Entries taken from a collection:
— start —

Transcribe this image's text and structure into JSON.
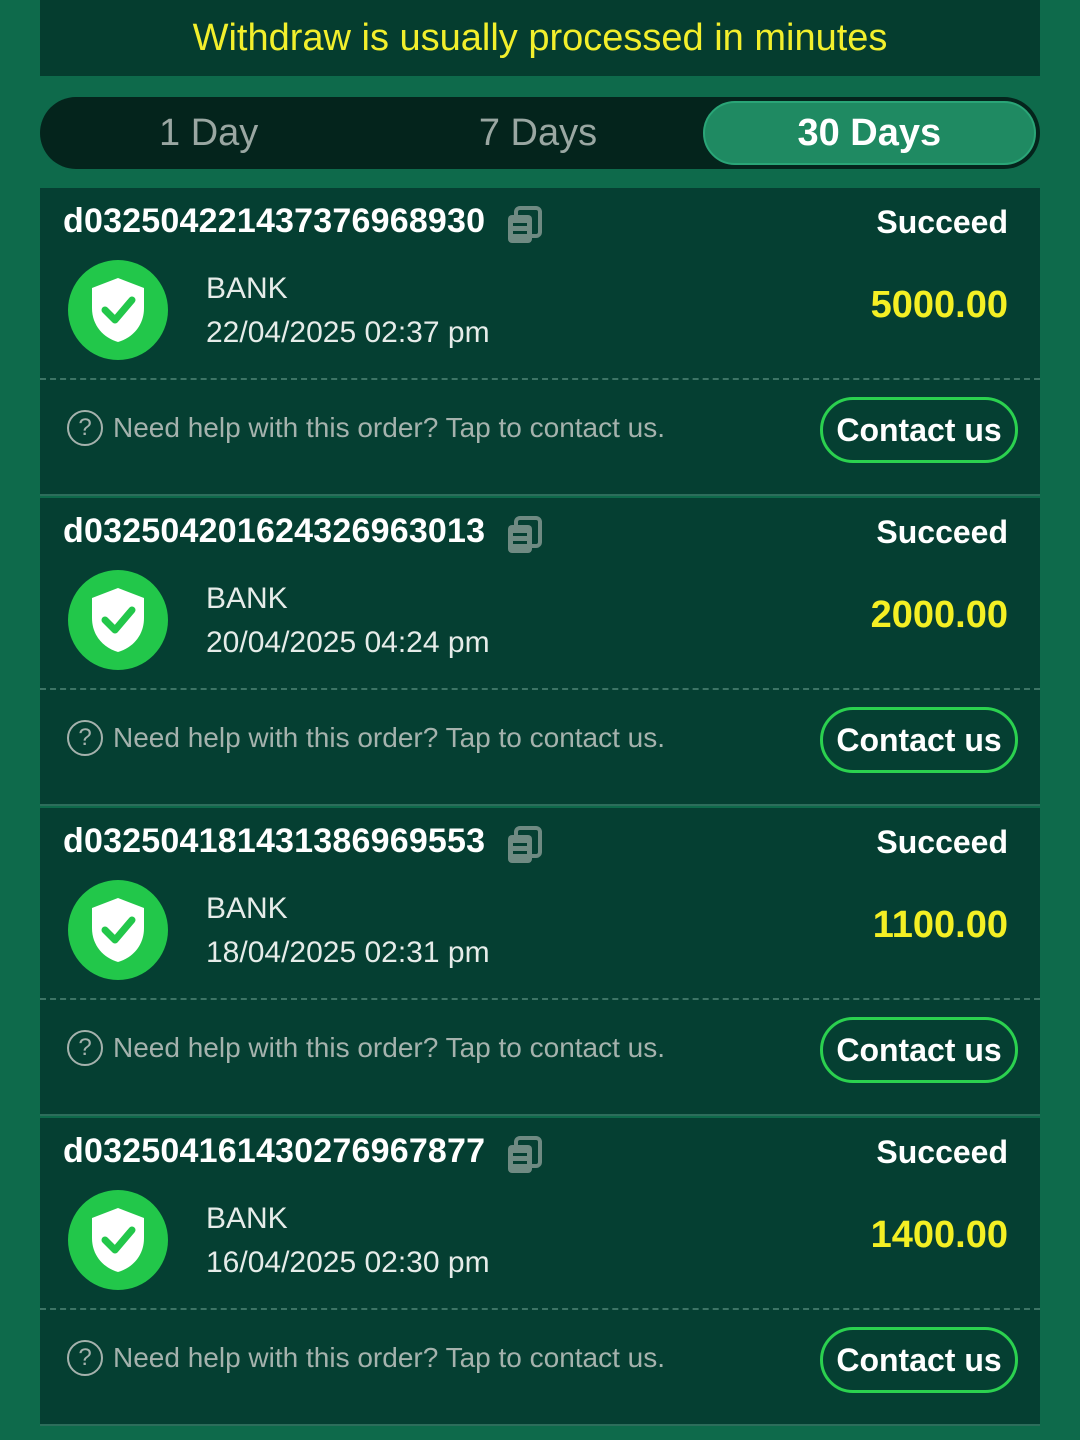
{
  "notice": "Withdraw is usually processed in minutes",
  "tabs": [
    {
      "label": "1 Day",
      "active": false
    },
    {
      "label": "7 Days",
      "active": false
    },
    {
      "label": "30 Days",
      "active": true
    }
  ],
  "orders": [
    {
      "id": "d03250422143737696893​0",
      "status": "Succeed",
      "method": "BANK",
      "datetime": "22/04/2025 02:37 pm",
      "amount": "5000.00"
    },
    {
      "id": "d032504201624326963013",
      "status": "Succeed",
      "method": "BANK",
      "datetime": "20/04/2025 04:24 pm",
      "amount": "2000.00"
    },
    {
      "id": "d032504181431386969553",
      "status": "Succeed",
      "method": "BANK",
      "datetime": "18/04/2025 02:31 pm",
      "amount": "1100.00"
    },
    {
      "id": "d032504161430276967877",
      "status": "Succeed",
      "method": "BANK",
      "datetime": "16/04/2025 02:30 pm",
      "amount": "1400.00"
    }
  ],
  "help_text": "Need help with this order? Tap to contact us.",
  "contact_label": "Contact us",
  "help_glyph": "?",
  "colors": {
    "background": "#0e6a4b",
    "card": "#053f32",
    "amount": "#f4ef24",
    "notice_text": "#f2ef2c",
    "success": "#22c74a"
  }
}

— end —

> Problem requirements: Say how many lines include the word "amount"; reply with the number alone.

> Solution for this exercise: 5